━━━ TASK MATERIAL ━━━

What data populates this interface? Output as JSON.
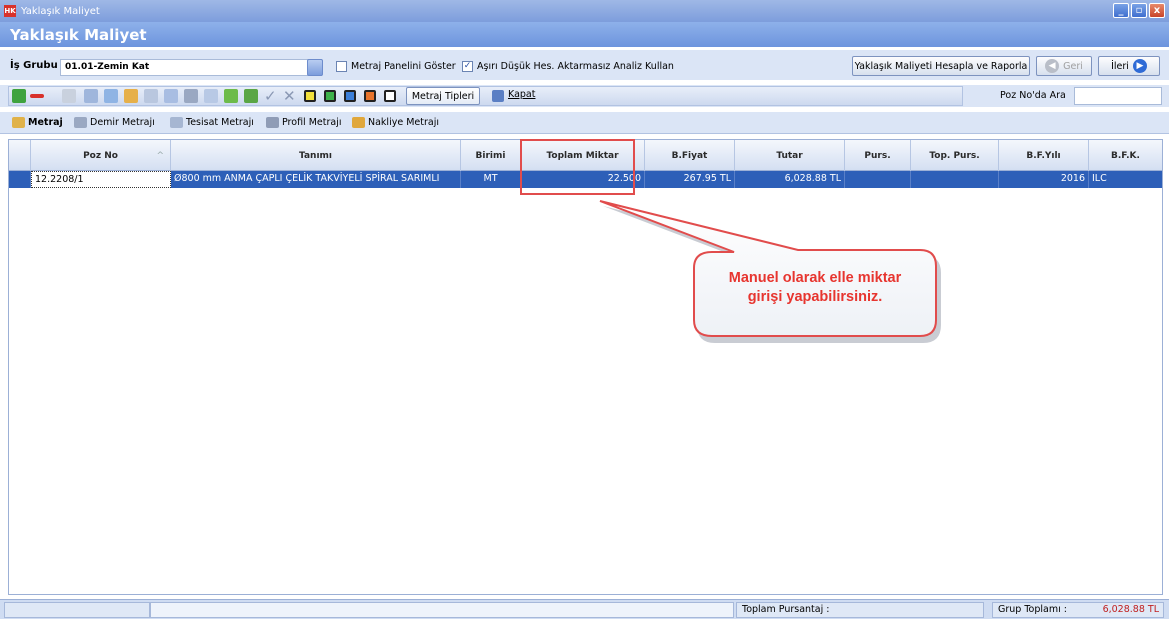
{
  "window": {
    "title": "Yaklaşık Maliyet",
    "app_icon_text": "HK",
    "minimize": "_",
    "maximize": "▫",
    "close": "x"
  },
  "header": {
    "title": "Yaklaşık Maliyet"
  },
  "group_row": {
    "label": "İş Grubu",
    "value": "01.01-Zemin Kat",
    "metraj_panel_label": "Metraj Panelini Göster",
    "metraj_panel_checked": false,
    "asiri_label": "Aşırı Düşük Hes. Aktarmasız Analiz Kullan",
    "asiri_checked": true,
    "calc_button": "Yaklaşık Maliyeti Hesapla ve Raporla",
    "back_button": "Geri",
    "next_button": "İleri"
  },
  "toolbar": {
    "metraj_tipleri": "Metraj Tipleri",
    "kapat": "Kapat",
    "poz_ara_label": "Poz No'da Ara",
    "poz_ara_value": ""
  },
  "tabs": [
    {
      "label": "Metraj",
      "icon": "chart-icon"
    },
    {
      "label": "Demir Metrajı",
      "icon": "rebar-icon"
    },
    {
      "label": "Tesisat Metrajı",
      "icon": "pipe-icon"
    },
    {
      "label": "Profil Metrajı",
      "icon": "profile-icon"
    },
    {
      "label": "Nakliye Metrajı",
      "icon": "truck-icon"
    }
  ],
  "grid": {
    "columns": [
      "Poz No",
      "Tanımı",
      "Birimi",
      "Toplam Miktar",
      "B.Fiyat",
      "Tutar",
      "Purs.",
      "Top. Purs.",
      "B.F.Yılı",
      "B.F.K."
    ],
    "rows": [
      {
        "poz_no": "12.2208/1",
        "tanimi": "Ø800 mm ANMA ÇAPLI ÇELİK TAKVİYELİ SPİRAL SARIMLI",
        "birimi": "MT",
        "toplam_miktar": "22.500",
        "b_fiyat": "267.95 TL",
        "tutar": "6,028.88 TL",
        "purs": "",
        "top_purs": "",
        "bf_yili": "2016",
        "bfk": "ILC"
      }
    ]
  },
  "callout": {
    "line1": "Manuel olarak elle miktar",
    "line2": "girişi yapabilirsiniz.",
    "color": "#e7352f"
  },
  "status": {
    "toplam_pursantaj_label": "Toplam Pursantaj :",
    "toplam_pursantaj_value": "",
    "grup_toplami_label": "Grup Toplamı :",
    "grup_toplami_value": "6,028.88 TL"
  },
  "colors": {
    "title_blue": "#7d9ddc",
    "selection_blue": "#2d5fb8",
    "panel_bg": "#dbe5f6",
    "highlight_red": "#e14c4c"
  }
}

━━━

Repeat the listing in full and exactly. Do not include any images.

FULL SOLUTION:
What data populates this interface? Output as JSON.
{
  "window": {
    "title": "Yaklaşık Maliyet",
    "app_icon_text": "HK",
    "minimize": "_",
    "maximize": "▫",
    "close": "x"
  },
  "header": {
    "title": "Yaklaşık Maliyet"
  },
  "group_row": {
    "label": "İş Grubu",
    "value": "01.01-Zemin Kat",
    "metraj_panel_label": "Metraj Panelini Göster",
    "metraj_panel_checked": false,
    "asiri_label": "Aşırı Düşük Hes. Aktarmasız Analiz Kullan",
    "asiri_checked": true,
    "calc_button": "Yaklaşık Maliyeti Hesapla ve Raporla",
    "back_button": "Geri",
    "next_button": "İleri"
  },
  "toolbar": {
    "metraj_tipleri": "Metraj Tipleri",
    "kapat": "Kapat",
    "poz_ara_label": "Poz No'da Ara",
    "poz_ara_value": ""
  },
  "tabs": [
    {
      "label": "Metraj",
      "icon": "chart-icon"
    },
    {
      "label": "Demir Metrajı",
      "icon": "rebar-icon"
    },
    {
      "label": "Tesisat Metrajı",
      "icon": "pipe-icon"
    },
    {
      "label": "Profil Metrajı",
      "icon": "profile-icon"
    },
    {
      "label": "Nakliye Metrajı",
      "icon": "truck-icon"
    }
  ],
  "grid": {
    "columns": [
      "Poz No",
      "Tanımı",
      "Birimi",
      "Toplam Miktar",
      "B.Fiyat",
      "Tutar",
      "Purs.",
      "Top. Purs.",
      "B.F.Yılı",
      "B.F.K."
    ],
    "rows": [
      {
        "poz_no": "12.2208/1",
        "tanimi": "Ø800 mm ANMA ÇAPLI ÇELİK TAKVİYELİ SPİRAL SARIMLI",
        "birimi": "MT",
        "toplam_miktar": "22.500",
        "b_fiyat": "267.95 TL",
        "tutar": "6,028.88 TL",
        "purs": "",
        "top_purs": "",
        "bf_yili": "2016",
        "bfk": "ILC"
      }
    ]
  },
  "callout": {
    "line1": "Manuel olarak elle miktar",
    "line2": "girişi yapabilirsiniz.",
    "color": "#e7352f"
  },
  "status": {
    "toplam_pursantaj_label": "Toplam Pursantaj :",
    "toplam_pursantaj_value": "",
    "grup_toplami_label": "Grup Toplamı :",
    "grup_toplami_value": "6,028.88 TL"
  },
  "colors": {
    "title_blue": "#7d9ddc",
    "selection_blue": "#2d5fb8",
    "panel_bg": "#dbe5f6",
    "highlight_red": "#e14c4c"
  }
}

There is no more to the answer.